Given data:
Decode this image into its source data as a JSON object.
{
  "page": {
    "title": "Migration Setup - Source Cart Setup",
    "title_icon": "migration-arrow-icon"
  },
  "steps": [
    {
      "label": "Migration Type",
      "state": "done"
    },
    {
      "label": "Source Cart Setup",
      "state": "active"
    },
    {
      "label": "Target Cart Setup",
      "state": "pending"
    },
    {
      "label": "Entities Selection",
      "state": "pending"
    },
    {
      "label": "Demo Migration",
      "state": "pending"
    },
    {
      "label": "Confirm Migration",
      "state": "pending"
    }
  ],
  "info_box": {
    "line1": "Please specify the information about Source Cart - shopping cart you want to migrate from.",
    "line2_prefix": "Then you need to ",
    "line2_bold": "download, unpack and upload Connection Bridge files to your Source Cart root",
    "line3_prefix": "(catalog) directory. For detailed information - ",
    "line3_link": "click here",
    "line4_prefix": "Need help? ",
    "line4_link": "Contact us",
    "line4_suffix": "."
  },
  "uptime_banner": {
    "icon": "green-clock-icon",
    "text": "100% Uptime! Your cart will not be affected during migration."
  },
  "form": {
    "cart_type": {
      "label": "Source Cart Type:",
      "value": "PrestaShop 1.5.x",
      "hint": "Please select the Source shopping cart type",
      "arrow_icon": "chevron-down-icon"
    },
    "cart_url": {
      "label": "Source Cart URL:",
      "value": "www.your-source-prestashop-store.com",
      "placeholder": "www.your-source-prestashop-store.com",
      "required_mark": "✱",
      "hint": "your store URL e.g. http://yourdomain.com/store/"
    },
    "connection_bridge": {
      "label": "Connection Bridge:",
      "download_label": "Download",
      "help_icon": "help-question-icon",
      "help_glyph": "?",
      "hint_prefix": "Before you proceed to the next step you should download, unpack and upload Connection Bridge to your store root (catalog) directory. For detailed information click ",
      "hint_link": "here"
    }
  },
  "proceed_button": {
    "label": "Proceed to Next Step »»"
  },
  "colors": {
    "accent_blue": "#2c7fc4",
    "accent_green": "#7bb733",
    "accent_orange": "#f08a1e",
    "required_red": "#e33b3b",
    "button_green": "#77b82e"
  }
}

Task prompt:
All of the entries above must be quoted exactly.

Final result:
Decode this image into its source data as a JSON object.
{
  "page": {
    "title": "Migration Setup - Source Cart Setup",
    "title_icon": "migration-arrow-icon"
  },
  "steps": [
    {
      "label": "Migration Type",
      "state": "done"
    },
    {
      "label": "Source Cart Setup",
      "state": "active"
    },
    {
      "label": "Target Cart Setup",
      "state": "pending"
    },
    {
      "label": "Entities Selection",
      "state": "pending"
    },
    {
      "label": "Demo Migration",
      "state": "pending"
    },
    {
      "label": "Confirm Migration",
      "state": "pending"
    }
  ],
  "info_box": {
    "line1": "Please specify the information about Source Cart - shopping cart you want to migrate from.",
    "line2_prefix": "Then you need to ",
    "line2_bold": "download, unpack and upload Connection Bridge files to your Source Cart root",
    "line3_prefix": "(catalog) directory. For detailed information - ",
    "line3_link": "click here",
    "line4_prefix": "Need help? ",
    "line4_link": "Contact us",
    "line4_suffix": "."
  },
  "uptime_banner": {
    "icon": "green-clock-icon",
    "text": "100% Uptime! Your cart will not be affected during migration."
  },
  "form": {
    "cart_type": {
      "label": "Source Cart Type:",
      "value": "PrestaShop 1.5.x",
      "hint": "Please select the Source shopping cart type",
      "arrow_icon": "chevron-down-icon"
    },
    "cart_url": {
      "label": "Source Cart URL:",
      "value": "www.your-source-prestashop-store.com",
      "placeholder": "www.your-source-prestashop-store.com",
      "required_mark": "✱",
      "hint": "your store URL e.g. http://yourdomain.com/store/"
    },
    "connection_bridge": {
      "label": "Connection Bridge:",
      "download_label": "Download",
      "help_icon": "help-question-icon",
      "help_glyph": "?",
      "hint_prefix": "Before you proceed to the next step you should download, unpack and upload Connection Bridge to your store root (catalog) directory. For detailed information click ",
      "hint_link": "here"
    }
  },
  "proceed_button": {
    "label": "Proceed to Next Step »»"
  },
  "colors": {
    "accent_blue": "#2c7fc4",
    "accent_green": "#7bb733",
    "accent_orange": "#f08a1e",
    "required_red": "#e33b3b",
    "button_green": "#77b82e"
  }
}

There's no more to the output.